Directive → Take the entries below and reproduce them word for word.

Input for this task →
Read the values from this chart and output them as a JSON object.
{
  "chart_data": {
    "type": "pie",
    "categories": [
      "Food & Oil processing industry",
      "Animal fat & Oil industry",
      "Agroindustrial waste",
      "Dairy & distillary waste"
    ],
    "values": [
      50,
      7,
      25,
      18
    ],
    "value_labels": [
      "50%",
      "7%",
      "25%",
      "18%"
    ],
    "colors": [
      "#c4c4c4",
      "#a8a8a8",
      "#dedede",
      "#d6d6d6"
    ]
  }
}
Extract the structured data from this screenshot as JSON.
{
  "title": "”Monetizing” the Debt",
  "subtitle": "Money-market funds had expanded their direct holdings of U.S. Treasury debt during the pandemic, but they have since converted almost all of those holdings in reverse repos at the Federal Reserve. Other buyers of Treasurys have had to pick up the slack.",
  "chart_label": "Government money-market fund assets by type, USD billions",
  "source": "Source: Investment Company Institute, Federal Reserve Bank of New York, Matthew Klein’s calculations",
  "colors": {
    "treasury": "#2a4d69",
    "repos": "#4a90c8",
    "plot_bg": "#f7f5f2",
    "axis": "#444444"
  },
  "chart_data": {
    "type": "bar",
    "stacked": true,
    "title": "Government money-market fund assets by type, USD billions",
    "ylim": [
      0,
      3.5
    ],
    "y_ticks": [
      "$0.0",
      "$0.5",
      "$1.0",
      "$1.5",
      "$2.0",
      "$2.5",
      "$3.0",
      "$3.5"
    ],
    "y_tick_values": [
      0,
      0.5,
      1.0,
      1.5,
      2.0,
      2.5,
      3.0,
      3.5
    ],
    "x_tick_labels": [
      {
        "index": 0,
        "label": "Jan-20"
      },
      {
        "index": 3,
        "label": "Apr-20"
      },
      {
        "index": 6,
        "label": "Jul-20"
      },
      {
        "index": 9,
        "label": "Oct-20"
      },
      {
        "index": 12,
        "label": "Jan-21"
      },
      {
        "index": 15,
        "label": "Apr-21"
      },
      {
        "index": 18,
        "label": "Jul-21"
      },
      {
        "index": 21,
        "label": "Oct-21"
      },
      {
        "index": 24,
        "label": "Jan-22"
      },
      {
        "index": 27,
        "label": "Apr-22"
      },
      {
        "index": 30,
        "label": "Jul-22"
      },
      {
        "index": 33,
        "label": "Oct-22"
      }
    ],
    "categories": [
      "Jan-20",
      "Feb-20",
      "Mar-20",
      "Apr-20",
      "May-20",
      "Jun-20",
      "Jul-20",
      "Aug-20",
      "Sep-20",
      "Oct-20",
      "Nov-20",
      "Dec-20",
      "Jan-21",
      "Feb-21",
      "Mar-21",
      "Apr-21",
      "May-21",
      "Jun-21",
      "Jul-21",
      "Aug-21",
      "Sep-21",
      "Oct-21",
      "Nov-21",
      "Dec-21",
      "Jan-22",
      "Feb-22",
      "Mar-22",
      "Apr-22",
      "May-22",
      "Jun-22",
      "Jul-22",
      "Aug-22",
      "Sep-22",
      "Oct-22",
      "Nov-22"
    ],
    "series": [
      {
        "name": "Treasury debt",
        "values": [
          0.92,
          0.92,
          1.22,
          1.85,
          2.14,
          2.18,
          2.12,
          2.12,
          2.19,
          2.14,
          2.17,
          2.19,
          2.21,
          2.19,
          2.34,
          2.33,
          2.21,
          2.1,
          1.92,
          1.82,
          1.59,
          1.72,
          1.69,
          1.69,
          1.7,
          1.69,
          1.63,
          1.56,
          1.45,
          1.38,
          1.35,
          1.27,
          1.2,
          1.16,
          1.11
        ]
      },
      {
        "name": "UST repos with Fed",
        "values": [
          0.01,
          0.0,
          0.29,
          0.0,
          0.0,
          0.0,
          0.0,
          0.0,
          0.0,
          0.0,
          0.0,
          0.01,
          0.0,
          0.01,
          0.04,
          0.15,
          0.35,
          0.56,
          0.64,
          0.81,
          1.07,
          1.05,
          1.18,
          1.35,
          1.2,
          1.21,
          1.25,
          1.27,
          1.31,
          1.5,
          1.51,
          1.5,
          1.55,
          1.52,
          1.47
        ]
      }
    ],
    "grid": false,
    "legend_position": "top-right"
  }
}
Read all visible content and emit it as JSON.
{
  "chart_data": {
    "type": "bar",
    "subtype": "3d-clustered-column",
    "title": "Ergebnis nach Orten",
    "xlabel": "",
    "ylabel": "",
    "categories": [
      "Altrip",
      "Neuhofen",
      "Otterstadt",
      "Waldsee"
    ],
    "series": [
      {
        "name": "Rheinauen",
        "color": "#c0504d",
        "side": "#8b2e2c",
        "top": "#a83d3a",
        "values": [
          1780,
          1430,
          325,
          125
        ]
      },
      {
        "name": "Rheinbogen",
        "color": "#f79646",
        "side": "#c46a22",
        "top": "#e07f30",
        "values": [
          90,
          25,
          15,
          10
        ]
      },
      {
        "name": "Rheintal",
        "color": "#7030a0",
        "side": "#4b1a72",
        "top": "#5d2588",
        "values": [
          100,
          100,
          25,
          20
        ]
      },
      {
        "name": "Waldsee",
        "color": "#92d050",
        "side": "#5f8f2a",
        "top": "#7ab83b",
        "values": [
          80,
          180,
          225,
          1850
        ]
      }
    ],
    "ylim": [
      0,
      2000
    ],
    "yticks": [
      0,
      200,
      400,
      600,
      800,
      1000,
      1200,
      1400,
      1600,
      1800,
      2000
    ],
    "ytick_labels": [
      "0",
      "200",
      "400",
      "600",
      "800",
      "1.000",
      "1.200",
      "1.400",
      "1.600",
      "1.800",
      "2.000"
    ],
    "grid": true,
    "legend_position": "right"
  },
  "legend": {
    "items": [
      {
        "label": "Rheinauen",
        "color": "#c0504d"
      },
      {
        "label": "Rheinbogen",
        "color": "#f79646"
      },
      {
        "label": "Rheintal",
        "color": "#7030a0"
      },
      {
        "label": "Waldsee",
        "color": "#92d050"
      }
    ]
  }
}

Task result →
Read the values from this chart and output them as a JSON object.
{
  "chart_data": {
    "type": "pie",
    "categories": [
      "Food & Oil processing industry",
      "Animal fat & Oil industry",
      "Agroindustrial waste",
      "Dairy & distillary waste"
    ],
    "values": [
      50,
      7,
      25,
      18
    ],
    "value_labels": [
      "50%",
      "7%",
      "25%",
      "18%"
    ],
    "colors": [
      "#c4c4c4",
      "#a8a8a8",
      "#dedede",
      "#d6d6d6"
    ]
  }
}
Extract the structured data from this screenshot as JSON.
{
  "title": "”Monetizing” the Debt",
  "subtitle": "Money-market funds had expanded their direct holdings of U.S. Treasury debt during the pandemic, but they have since converted almost all of those holdings in reverse repos at the Federal Reserve. Other buyers of Treasurys have had to pick up the slack.",
  "chart_label": "Government money-market fund assets by type, USD billions",
  "source": "Source: Investment Company Institute, Federal Reserve Bank of New York, Matthew Klein’s calculations",
  "colors": {
    "treasury": "#2a4d69",
    "repos": "#4a90c8",
    "plot_bg": "#f7f5f2",
    "axis": "#444444"
  },
  "chart_data": {
    "type": "bar",
    "stacked": true,
    "title": "Government money-market fund assets by type, USD billions",
    "ylim": [
      0,
      3.5
    ],
    "y_ticks": [
      "$0.0",
      "$0.5",
      "$1.0",
      "$1.5",
      "$2.0",
      "$2.5",
      "$3.0",
      "$3.5"
    ],
    "y_tick_values": [
      0,
      0.5,
      1.0,
      1.5,
      2.0,
      2.5,
      3.0,
      3.5
    ],
    "x_tick_labels": [
      {
        "index": 0,
        "label": "Jan-20"
      },
      {
        "index": 3,
        "label": "Apr-20"
      },
      {
        "index": 6,
        "label": "Jul-20"
      },
      {
        "index": 9,
        "label": "Oct-20"
      },
      {
        "index": 12,
        "label": "Jan-21"
      },
      {
        "index": 15,
        "label": "Apr-21"
      },
      {
        "index": 18,
        "label": "Jul-21"
      },
      {
        "index": 21,
        "label": "Oct-21"
      },
      {
        "index": 24,
        "label": "Jan-22"
      },
      {
        "index": 27,
        "label": "Apr-22"
      },
      {
        "index": 30,
        "label": "Jul-22"
      },
      {
        "index": 33,
        "label": "Oct-22"
      }
    ],
    "categories": [
      "Jan-20",
      "Feb-20",
      "Mar-20",
      "Apr-20",
      "May-20",
      "Jun-20",
      "Jul-20",
      "Aug-20",
      "Sep-20",
      "Oct-20",
      "Nov-20",
      "Dec-20",
      "Jan-21",
      "Feb-21",
      "Mar-21",
      "Apr-21",
      "May-21",
      "Jun-21",
      "Jul-21",
      "Aug-21",
      "Sep-21",
      "Oct-21",
      "Nov-21",
      "Dec-21",
      "Jan-22",
      "Feb-22",
      "Mar-22",
      "Apr-22",
      "May-22",
      "Jun-22",
      "Jul-22",
      "Aug-22",
      "Sep-22",
      "Oct-22",
      "Nov-22"
    ],
    "series": [
      {
        "name": "Treasury debt",
        "values": [
          0.92,
          0.92,
          1.22,
          1.85,
          2.14,
          2.18,
          2.12,
          2.12,
          2.19,
          2.14,
          2.17,
          2.19,
          2.21,
          2.19,
          2.34,
          2.33,
          2.21,
          2.1,
          1.92,
          1.82,
          1.59,
          1.72,
          1.69,
          1.69,
          1.7,
          1.69,
          1.63,
          1.56,
          1.45,
          1.38,
          1.35,
          1.27,
          1.2,
          1.16,
          1.11
        ]
      },
      {
        "name": "UST repos with Fed",
        "values": [
          0.01,
          0.0,
          0.29,
          0.0,
          0.0,
          0.0,
          0.0,
          0.0,
          0.0,
          0.0,
          0.0,
          0.01,
          0.0,
          0.01,
          0.04,
          0.15,
          0.35,
          0.56,
          0.64,
          0.81,
          1.07,
          1.05,
          1.18,
          1.35,
          1.2,
          1.21,
          1.25,
          1.27,
          1.31,
          1.5,
          1.51,
          1.5,
          1.55,
          1.52,
          1.47
        ]
      }
    ],
    "grid": false,
    "legend_position": "top-right"
  }
}
Read all visible content and emit it as JSON.
{
  "chart_data": {
    "type": "bar",
    "subtype": "3d-clustered-column",
    "title": "Ergebnis nach Orten",
    "xlabel": "",
    "ylabel": "",
    "categories": [
      "Altrip",
      "Neuhofen",
      "Otterstadt",
      "Waldsee"
    ],
    "series": [
      {
        "name": "Rheinauen",
        "color": "#c0504d",
        "side": "#8b2e2c",
        "top": "#a83d3a",
        "values": [
          1780,
          1430,
          325,
          125
        ]
      },
      {
        "name": "Rheinbogen",
        "color": "#f79646",
        "side": "#c46a22",
        "top": "#e07f30",
        "values": [
          90,
          25,
          15,
          10
        ]
      },
      {
        "name": "Rheintal",
        "color": "#7030a0",
        "side": "#4b1a72",
        "top": "#5d2588",
        "values": [
          100,
          100,
          25,
          20
        ]
      },
      {
        "name": "Waldsee",
        "color": "#92d050",
        "side": "#5f8f2a",
        "top": "#7ab83b",
        "values": [
          80,
          180,
          225,
          1850
        ]
      }
    ],
    "ylim": [
      0,
      2000
    ],
    "yticks": [
      0,
      200,
      400,
      600,
      800,
      1000,
      1200,
      1400,
      1600,
      1800,
      2000
    ],
    "ytick_labels": [
      "0",
      "200",
      "400",
      "600",
      "800",
      "1.000",
      "1.200",
      "1.400",
      "1.600",
      "1.800",
      "2.000"
    ],
    "grid": true,
    "legend_position": "right"
  },
  "legend": {
    "items": [
      {
        "label": "Rheinauen",
        "color": "#c0504d"
      },
      {
        "label": "Rheinbogen",
        "color": "#f79646"
      },
      {
        "label": "Rheintal",
        "color": "#7030a0"
      },
      {
        "label": "Waldsee",
        "color": "#92d050"
      }
    ]
  }
}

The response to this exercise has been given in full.